The `data` object is a list that contains two dict. The second element is a report of the structure.

In [12]:
data[1]

{'type': 'report', 'directories': 2949, 'files': 7}

The first is the tree structure of depth 2. The label `"contents"` is of interest to us. It is a list of subdirectories, those of level 1.

In [16]:
len(data[0]["contents"])

150

I want to extract the names of the directories of level 2, to have a rough idea of what is available. I will use the set data structure in order to quickly deal with duplicates.

In [29]:
level_2_names = set()
level_2_files = set()

▶ **Data records**
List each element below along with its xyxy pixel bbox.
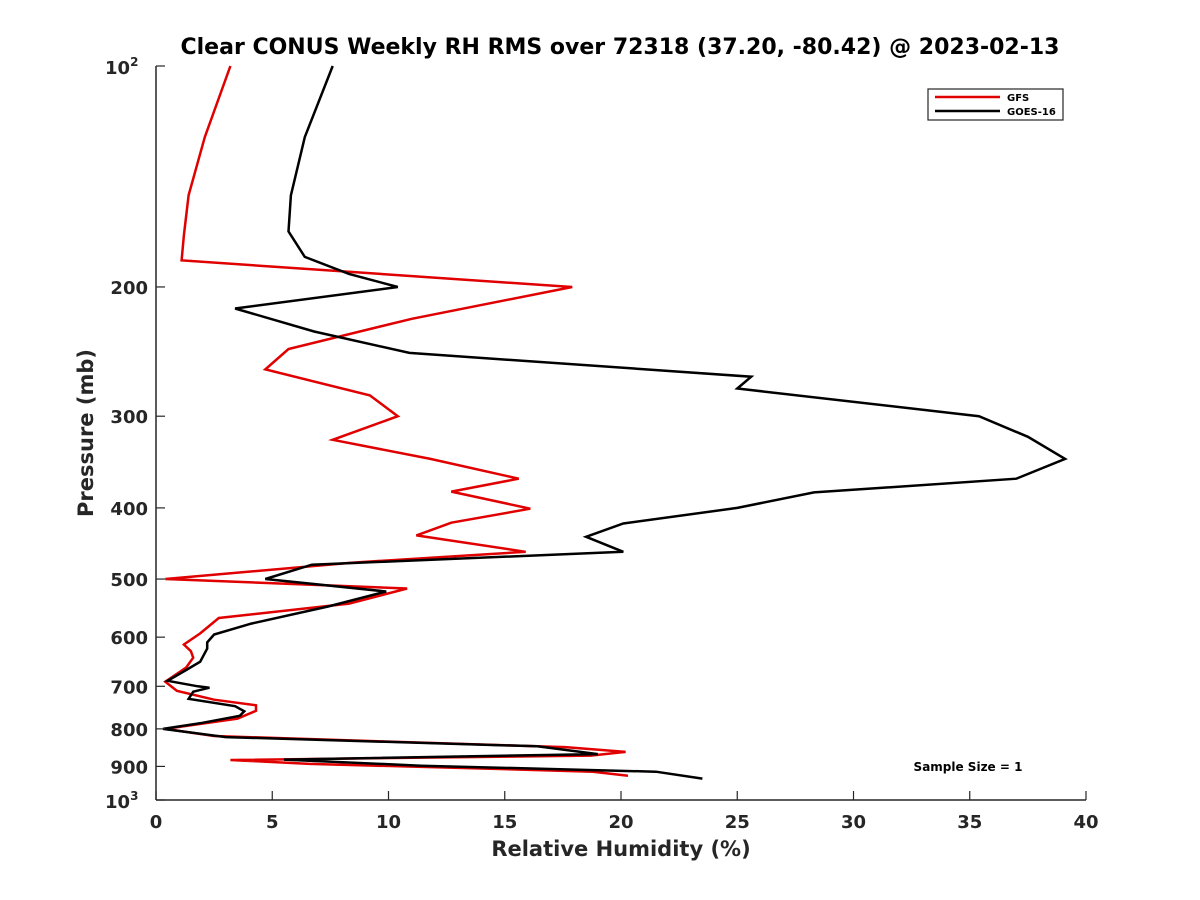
* * *
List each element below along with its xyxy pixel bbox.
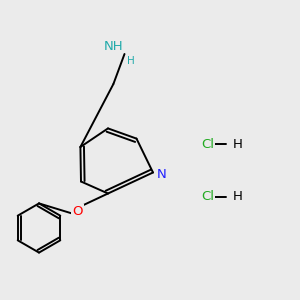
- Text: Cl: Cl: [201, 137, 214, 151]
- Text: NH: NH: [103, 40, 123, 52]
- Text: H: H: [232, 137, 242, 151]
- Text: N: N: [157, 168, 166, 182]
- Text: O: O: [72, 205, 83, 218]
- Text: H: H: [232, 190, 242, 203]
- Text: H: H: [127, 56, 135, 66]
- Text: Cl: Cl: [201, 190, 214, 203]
...
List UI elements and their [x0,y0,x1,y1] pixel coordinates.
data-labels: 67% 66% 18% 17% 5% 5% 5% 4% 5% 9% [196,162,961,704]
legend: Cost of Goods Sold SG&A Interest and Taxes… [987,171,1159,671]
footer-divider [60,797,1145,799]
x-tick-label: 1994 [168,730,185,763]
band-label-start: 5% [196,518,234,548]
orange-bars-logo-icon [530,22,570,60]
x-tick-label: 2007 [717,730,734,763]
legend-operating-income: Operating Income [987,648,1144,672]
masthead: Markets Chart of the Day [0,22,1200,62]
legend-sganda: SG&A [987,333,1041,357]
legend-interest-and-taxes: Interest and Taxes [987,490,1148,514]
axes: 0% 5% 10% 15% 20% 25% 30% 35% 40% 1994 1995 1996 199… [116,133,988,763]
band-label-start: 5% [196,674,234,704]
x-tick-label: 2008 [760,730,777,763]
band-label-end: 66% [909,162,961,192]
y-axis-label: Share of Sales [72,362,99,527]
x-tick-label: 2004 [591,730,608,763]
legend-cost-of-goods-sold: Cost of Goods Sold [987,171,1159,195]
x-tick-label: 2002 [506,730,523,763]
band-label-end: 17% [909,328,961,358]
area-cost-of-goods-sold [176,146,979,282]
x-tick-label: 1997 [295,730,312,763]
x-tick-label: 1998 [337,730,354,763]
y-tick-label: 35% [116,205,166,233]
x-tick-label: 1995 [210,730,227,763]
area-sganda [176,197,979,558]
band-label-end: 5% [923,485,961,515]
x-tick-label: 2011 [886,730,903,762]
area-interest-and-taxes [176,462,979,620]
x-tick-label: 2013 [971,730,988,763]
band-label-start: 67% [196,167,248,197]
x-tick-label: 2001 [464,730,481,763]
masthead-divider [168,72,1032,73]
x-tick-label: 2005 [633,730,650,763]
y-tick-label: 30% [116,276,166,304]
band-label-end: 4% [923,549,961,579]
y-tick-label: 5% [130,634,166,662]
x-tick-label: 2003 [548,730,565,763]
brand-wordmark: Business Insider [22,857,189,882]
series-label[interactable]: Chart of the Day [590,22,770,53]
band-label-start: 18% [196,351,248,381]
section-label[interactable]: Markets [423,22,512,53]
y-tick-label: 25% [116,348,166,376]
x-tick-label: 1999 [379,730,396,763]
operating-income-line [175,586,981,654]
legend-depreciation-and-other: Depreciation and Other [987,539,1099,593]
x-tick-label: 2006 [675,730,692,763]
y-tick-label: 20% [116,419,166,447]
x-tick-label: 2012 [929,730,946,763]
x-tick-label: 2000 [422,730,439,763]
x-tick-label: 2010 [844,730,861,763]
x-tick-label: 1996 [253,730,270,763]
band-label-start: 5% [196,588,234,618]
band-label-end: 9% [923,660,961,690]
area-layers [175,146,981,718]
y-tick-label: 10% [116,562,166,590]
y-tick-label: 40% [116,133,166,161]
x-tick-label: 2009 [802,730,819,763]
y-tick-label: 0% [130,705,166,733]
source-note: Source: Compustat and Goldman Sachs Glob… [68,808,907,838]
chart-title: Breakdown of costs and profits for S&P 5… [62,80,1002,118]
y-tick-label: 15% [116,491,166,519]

▶ **Request 1**
List every dictionary key that appears in the notebook excerpt about the directory tree.
▶ **Request 2**
According to the notebook excerpt about the directory tree, which data structure is used to handle duplicate level-2 names?

▶ **Finished answer 1**
type, directories, files, contents

▶ **Finished answer 2**
A set.